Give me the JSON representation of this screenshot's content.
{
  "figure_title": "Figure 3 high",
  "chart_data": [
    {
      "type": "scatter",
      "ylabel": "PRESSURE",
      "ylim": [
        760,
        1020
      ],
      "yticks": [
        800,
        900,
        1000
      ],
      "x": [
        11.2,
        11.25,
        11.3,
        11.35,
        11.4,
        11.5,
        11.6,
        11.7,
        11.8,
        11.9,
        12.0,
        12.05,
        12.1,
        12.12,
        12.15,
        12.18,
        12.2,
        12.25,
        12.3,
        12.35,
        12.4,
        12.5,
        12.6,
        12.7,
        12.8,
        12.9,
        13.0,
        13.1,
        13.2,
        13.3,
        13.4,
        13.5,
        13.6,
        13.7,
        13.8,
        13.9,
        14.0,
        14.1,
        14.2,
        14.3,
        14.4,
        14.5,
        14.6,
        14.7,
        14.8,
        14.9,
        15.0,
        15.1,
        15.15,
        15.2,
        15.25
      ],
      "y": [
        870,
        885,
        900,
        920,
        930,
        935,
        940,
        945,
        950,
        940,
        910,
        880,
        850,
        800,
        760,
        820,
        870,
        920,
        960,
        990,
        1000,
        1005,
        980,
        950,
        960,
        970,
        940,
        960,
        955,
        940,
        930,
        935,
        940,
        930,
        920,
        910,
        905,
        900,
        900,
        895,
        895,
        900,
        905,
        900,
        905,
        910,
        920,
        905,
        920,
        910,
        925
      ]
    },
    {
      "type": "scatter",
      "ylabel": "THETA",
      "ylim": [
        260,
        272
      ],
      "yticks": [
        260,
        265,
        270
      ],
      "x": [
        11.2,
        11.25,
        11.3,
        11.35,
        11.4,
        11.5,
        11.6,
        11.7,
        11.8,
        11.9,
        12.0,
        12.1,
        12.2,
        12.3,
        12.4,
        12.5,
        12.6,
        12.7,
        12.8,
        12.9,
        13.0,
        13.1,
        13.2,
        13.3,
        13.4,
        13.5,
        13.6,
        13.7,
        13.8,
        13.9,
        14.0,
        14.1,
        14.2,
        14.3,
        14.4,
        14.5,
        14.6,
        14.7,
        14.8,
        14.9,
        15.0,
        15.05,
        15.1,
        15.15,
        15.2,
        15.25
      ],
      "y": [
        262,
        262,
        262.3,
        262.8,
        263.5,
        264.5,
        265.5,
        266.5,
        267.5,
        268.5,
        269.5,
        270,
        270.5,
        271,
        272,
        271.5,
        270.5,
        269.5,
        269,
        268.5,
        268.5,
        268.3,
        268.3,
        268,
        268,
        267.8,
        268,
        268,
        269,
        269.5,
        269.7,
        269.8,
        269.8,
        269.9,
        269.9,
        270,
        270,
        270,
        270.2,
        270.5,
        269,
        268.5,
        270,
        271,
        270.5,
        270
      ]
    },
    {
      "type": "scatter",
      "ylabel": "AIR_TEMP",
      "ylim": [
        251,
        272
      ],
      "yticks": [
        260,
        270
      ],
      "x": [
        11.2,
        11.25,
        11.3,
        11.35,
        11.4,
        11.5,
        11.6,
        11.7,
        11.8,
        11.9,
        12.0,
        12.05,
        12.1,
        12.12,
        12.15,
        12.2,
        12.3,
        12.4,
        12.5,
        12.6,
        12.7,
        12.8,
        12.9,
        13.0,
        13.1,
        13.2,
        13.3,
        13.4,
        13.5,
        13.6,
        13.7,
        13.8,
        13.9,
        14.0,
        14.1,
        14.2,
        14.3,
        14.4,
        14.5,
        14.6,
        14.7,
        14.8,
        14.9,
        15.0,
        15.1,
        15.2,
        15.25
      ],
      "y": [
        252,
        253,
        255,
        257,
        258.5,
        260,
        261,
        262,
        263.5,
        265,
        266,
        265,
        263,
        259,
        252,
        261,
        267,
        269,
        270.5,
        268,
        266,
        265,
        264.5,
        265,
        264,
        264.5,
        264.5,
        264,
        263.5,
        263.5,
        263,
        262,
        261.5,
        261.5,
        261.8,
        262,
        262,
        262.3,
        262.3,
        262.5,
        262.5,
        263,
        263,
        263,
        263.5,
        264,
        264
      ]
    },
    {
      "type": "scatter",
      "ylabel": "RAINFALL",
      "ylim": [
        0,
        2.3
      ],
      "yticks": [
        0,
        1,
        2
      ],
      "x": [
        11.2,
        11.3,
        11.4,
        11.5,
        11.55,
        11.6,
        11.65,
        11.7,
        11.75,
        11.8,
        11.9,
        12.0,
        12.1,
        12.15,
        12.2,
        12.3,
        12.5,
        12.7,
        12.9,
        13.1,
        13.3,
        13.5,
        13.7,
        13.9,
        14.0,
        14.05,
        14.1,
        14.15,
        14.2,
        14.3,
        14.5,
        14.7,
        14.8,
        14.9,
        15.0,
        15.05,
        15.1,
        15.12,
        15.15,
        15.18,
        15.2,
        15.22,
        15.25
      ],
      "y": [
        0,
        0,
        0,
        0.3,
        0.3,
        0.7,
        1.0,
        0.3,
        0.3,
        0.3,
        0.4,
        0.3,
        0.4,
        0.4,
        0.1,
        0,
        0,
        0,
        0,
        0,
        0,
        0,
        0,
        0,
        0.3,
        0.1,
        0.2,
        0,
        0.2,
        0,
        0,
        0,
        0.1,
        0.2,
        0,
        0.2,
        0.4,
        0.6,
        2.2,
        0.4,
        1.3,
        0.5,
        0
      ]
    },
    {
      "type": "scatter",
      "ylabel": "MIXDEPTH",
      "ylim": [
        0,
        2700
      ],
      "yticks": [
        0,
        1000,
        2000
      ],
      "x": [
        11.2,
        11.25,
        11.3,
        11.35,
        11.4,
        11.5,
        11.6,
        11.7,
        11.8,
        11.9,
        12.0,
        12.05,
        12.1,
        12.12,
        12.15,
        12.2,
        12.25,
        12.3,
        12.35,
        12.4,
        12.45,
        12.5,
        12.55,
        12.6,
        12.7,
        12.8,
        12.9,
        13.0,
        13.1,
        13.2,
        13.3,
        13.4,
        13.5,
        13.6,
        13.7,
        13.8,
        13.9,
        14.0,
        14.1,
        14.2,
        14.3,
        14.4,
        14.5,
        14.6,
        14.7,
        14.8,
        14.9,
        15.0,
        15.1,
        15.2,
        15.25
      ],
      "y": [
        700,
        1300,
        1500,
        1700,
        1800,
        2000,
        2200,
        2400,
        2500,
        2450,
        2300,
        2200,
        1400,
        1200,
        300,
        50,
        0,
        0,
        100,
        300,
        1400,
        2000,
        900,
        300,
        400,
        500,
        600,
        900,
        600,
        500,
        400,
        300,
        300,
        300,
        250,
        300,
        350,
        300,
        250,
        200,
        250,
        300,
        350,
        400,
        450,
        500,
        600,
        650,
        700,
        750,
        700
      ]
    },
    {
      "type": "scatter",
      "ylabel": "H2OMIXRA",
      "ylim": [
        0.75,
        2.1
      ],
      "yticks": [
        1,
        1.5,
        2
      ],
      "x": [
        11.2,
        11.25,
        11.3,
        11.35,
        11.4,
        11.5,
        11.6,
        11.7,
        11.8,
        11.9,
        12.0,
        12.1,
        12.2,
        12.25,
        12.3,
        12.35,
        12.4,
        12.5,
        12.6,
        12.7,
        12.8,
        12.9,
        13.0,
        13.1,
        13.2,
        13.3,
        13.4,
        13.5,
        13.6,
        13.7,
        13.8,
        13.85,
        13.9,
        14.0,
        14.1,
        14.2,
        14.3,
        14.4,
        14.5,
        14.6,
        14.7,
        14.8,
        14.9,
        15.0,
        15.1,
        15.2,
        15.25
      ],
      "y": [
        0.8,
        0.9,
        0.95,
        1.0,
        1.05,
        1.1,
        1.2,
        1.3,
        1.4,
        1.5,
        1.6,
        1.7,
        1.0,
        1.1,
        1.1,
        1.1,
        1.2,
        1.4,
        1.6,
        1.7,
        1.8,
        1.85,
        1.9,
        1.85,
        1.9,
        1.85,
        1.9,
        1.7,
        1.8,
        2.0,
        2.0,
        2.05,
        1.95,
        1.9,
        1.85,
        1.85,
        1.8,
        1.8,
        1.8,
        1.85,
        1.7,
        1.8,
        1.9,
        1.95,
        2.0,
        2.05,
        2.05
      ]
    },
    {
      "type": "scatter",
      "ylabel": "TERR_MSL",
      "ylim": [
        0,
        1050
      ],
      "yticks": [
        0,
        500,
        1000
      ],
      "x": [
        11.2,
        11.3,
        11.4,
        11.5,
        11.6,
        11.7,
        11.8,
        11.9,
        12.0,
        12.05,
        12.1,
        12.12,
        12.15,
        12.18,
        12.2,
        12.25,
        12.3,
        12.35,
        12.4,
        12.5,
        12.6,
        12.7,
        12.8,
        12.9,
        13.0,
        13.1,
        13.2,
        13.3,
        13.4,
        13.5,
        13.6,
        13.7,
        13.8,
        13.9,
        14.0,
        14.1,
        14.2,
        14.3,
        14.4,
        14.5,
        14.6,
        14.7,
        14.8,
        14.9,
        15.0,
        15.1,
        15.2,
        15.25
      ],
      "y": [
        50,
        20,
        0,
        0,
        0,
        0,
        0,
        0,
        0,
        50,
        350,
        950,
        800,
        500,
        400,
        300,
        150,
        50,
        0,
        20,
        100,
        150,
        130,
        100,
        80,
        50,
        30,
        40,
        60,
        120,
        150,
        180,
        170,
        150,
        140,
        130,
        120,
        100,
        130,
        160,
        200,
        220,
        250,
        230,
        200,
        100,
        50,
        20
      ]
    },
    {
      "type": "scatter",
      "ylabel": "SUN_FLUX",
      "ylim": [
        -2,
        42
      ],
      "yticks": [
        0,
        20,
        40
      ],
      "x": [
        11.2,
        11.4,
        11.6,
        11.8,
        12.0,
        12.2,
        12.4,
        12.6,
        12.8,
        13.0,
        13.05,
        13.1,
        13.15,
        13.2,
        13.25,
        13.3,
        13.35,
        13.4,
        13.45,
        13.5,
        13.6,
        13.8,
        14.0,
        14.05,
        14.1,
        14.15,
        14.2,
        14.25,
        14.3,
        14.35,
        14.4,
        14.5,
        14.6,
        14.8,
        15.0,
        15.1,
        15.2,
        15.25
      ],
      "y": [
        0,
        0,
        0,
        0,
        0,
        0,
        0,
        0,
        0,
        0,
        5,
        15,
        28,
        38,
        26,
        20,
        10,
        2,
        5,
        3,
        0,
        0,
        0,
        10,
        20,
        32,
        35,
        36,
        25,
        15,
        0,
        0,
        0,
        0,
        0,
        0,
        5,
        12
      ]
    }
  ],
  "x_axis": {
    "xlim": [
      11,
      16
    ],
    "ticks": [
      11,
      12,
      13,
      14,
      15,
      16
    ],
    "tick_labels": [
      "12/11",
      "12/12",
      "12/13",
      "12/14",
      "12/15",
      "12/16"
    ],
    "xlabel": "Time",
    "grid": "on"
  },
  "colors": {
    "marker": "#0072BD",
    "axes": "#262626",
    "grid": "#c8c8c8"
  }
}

_____

Given request: Return each full line of the entries that contains the word "ylabel".

Answer to the problem:
      "ylabel": "PRESSURE",
      "ylabel": "THETA",
      "ylabel": "AIR_TEMP",
      "ylabel": "RAINFALL",
      "ylabel": "MIXDEPTH",
      "ylabel": "H2OMIXRA",
      "ylabel": "TERR_MSL",
      "ylabel": "SUN_FLUX",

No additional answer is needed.